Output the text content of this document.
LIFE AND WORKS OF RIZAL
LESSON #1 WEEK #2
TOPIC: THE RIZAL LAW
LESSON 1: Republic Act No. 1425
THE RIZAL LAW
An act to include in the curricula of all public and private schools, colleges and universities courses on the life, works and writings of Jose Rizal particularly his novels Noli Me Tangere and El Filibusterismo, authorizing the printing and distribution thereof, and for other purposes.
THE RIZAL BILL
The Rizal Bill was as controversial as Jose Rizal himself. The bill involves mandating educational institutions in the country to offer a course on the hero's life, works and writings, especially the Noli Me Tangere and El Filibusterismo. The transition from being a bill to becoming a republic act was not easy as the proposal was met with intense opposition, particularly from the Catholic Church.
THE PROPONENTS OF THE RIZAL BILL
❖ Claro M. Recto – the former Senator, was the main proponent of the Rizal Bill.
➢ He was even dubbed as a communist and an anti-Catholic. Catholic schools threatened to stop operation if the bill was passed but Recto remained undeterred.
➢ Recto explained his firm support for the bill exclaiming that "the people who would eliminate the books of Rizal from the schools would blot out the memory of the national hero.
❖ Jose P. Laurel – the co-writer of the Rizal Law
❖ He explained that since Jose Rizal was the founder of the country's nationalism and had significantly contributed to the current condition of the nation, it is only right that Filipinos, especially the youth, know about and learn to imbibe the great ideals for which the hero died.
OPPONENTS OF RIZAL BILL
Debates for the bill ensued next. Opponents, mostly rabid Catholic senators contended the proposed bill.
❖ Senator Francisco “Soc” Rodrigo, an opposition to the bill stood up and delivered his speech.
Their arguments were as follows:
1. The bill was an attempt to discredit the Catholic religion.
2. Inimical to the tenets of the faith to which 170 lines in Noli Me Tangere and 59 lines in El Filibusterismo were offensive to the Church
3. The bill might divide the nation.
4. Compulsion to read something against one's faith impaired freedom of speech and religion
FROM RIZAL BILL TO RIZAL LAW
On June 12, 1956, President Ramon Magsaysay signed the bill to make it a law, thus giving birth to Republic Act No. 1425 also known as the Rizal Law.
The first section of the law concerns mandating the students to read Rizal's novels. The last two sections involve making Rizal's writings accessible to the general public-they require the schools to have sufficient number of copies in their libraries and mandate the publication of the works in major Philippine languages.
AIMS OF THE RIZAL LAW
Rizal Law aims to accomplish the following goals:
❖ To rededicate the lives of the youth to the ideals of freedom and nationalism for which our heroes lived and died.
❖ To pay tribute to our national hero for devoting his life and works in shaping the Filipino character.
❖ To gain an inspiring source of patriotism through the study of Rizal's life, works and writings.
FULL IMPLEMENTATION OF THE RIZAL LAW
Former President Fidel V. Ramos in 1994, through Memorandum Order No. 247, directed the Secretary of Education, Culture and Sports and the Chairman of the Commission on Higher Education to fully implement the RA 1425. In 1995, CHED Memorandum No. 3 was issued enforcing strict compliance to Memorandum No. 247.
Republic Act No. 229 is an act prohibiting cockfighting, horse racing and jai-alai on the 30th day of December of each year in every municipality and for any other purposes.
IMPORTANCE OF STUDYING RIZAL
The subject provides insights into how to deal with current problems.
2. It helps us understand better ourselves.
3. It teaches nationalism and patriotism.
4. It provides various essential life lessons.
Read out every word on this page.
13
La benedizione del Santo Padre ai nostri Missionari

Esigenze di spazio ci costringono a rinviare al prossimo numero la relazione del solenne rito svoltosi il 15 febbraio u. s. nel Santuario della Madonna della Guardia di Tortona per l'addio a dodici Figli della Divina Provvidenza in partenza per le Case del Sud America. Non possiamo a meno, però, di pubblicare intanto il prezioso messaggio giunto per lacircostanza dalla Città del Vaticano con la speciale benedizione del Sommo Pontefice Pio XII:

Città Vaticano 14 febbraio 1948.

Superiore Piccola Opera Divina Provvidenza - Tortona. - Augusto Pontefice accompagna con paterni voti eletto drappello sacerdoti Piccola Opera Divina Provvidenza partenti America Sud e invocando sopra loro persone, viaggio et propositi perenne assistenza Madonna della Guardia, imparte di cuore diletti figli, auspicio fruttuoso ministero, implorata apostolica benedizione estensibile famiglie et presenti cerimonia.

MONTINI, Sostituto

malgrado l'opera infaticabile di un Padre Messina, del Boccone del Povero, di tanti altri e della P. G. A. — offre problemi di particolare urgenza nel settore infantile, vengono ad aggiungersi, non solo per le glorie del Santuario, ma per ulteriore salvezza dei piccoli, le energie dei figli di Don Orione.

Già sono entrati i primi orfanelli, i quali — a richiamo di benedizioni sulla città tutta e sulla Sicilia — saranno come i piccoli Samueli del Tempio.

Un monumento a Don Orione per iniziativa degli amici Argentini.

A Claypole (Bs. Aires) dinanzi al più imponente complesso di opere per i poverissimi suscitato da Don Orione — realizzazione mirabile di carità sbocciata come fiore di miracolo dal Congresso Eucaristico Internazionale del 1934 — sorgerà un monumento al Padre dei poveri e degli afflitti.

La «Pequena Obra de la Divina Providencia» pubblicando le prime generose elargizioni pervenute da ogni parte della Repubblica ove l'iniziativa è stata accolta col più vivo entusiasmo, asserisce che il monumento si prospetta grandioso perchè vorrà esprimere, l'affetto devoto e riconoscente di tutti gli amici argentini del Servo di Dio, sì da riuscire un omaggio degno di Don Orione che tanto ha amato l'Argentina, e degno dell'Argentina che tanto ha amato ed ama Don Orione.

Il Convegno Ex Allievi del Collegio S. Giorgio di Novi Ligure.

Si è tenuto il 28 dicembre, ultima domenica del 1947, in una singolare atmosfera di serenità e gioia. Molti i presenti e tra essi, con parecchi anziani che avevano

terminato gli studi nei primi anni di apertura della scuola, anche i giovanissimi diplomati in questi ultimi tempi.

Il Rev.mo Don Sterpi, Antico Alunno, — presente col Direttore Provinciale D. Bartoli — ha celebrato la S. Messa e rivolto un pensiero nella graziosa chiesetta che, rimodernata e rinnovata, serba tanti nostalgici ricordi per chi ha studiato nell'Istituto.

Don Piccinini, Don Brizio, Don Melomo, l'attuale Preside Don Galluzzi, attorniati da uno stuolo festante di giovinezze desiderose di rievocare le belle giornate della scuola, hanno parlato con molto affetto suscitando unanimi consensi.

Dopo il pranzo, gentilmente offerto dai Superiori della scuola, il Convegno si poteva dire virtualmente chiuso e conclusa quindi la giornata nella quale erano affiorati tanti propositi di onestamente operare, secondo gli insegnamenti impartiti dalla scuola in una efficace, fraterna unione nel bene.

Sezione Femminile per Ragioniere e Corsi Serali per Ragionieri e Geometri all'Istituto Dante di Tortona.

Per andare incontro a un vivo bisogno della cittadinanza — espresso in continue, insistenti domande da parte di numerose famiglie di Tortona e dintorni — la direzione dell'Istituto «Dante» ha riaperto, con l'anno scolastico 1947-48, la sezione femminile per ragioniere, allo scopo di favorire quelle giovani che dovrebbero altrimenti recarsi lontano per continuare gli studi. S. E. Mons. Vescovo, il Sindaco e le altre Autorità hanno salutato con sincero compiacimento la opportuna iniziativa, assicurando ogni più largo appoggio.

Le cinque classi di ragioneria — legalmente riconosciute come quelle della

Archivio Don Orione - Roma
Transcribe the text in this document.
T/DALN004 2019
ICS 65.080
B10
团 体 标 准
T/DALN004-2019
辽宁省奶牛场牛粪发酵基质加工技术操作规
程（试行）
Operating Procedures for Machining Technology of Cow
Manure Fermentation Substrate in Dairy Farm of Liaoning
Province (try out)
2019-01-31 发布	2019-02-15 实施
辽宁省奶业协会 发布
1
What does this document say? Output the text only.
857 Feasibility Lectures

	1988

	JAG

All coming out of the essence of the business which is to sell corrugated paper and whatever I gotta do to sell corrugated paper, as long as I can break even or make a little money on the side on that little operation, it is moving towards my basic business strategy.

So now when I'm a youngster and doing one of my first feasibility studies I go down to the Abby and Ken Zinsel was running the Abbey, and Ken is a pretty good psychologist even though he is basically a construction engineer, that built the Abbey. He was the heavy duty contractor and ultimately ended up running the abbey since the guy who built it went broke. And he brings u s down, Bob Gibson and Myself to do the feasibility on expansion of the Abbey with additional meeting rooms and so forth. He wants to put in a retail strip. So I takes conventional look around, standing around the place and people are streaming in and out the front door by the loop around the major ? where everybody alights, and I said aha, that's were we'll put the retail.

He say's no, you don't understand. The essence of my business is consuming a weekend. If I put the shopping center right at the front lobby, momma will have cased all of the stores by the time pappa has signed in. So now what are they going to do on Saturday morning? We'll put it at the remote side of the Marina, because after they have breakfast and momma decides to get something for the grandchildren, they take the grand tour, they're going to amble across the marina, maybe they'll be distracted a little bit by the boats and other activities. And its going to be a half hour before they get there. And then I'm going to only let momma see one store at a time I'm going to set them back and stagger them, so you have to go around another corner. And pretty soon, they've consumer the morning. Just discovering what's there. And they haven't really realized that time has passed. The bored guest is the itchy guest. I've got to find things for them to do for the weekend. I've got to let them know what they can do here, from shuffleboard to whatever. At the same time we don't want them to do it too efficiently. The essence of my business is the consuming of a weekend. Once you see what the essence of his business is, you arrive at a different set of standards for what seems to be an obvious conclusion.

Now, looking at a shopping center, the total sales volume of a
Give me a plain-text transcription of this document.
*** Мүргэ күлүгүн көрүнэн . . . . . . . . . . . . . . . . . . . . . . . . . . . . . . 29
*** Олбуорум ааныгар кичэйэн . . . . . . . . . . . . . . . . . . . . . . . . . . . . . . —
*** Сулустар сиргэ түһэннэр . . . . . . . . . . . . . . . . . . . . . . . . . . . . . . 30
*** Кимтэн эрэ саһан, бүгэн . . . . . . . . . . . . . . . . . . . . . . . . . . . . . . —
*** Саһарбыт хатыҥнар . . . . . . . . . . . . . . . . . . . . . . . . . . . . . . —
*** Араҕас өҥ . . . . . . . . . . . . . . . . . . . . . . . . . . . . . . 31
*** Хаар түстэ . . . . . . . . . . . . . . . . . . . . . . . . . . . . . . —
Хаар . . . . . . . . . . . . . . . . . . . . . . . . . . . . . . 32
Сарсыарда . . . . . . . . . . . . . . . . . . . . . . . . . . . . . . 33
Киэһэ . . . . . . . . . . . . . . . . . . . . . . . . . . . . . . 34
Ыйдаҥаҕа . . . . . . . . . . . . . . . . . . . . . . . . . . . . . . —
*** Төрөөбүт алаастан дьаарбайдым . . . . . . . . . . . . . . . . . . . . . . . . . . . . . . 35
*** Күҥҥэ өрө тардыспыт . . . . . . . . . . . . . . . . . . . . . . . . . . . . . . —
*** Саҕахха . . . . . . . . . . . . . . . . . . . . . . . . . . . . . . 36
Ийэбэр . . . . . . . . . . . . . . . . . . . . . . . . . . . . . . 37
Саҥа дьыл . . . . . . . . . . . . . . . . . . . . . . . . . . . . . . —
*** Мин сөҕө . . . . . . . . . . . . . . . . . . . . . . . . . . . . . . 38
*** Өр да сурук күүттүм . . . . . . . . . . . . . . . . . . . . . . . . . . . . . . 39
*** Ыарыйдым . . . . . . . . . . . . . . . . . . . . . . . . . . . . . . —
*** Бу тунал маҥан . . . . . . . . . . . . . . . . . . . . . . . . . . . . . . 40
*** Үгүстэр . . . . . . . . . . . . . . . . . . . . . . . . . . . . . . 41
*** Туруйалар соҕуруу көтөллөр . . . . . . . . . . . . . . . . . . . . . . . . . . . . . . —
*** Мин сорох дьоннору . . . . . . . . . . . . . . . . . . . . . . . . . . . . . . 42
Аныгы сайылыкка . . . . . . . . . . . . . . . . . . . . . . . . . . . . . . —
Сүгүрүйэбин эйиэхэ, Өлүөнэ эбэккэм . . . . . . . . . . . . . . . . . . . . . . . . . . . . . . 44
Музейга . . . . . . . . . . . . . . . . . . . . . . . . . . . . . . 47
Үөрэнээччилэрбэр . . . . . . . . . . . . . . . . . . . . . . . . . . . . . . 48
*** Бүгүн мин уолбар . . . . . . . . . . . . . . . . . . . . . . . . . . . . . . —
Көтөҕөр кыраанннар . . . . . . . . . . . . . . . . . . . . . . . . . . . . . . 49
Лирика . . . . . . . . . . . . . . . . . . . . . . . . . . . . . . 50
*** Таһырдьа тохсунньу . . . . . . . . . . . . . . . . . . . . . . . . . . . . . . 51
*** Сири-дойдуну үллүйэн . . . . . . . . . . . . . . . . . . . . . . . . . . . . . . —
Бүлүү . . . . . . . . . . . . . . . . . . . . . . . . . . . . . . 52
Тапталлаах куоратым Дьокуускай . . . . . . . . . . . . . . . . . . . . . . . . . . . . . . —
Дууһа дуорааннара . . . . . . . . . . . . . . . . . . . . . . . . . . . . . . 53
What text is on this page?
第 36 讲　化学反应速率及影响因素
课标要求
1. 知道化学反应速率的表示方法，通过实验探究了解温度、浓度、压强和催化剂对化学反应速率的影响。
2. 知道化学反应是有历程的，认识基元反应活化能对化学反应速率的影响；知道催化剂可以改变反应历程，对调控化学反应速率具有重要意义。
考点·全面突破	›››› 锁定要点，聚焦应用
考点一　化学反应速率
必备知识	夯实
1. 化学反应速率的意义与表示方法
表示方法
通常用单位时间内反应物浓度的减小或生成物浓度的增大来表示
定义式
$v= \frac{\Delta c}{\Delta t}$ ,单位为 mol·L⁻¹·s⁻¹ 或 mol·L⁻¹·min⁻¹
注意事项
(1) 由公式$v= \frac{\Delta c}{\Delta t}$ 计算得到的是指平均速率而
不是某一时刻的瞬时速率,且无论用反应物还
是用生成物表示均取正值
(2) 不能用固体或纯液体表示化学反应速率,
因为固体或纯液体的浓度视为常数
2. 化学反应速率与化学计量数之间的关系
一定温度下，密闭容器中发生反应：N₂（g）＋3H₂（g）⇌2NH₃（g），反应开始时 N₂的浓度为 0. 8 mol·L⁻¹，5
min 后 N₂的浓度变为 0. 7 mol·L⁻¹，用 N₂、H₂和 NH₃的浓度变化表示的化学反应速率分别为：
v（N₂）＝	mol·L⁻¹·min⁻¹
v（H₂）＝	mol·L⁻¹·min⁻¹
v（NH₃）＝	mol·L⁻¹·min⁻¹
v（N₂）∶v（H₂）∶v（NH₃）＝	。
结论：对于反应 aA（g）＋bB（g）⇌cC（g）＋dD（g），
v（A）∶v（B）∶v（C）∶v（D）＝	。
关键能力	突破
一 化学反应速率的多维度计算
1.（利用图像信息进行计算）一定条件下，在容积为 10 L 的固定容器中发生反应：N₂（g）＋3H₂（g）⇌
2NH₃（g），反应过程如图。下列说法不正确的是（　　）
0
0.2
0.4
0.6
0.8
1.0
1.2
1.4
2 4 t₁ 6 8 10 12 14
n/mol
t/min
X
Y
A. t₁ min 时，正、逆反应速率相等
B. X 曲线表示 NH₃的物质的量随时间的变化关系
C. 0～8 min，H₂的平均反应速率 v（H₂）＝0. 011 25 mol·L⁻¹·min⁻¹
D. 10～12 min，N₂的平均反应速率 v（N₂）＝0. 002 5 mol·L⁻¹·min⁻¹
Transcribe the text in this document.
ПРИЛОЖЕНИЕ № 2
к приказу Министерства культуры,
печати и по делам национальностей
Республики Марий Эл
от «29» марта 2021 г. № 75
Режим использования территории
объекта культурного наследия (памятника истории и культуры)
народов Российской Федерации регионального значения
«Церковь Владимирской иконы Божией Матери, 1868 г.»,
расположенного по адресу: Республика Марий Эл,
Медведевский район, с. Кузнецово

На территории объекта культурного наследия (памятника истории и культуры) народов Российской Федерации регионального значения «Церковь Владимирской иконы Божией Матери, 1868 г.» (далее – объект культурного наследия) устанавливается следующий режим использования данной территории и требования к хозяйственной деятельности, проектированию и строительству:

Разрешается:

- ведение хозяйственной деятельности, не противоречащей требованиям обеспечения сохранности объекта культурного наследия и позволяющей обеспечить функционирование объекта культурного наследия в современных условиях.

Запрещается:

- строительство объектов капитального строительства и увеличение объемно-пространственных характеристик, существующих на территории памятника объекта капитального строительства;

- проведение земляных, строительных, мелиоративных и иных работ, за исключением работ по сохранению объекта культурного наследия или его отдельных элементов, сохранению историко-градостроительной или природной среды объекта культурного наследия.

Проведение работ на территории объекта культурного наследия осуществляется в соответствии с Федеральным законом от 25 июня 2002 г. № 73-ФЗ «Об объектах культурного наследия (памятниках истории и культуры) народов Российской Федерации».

▶ **WHAT THE TASK ASKS**:
Where a line holds "frac", copy that line.

▶ **CORRECT RESPONSE**:
$v= \frac{\Delta c}{\Delta t}$ ,单位为 mol·L⁻¹·s⁻¹ 或 mol·L⁻¹·min⁻¹
(1) 由公式$v= \frac{\Delta c}{\Delta t}$ 计算得到的是指平均速率而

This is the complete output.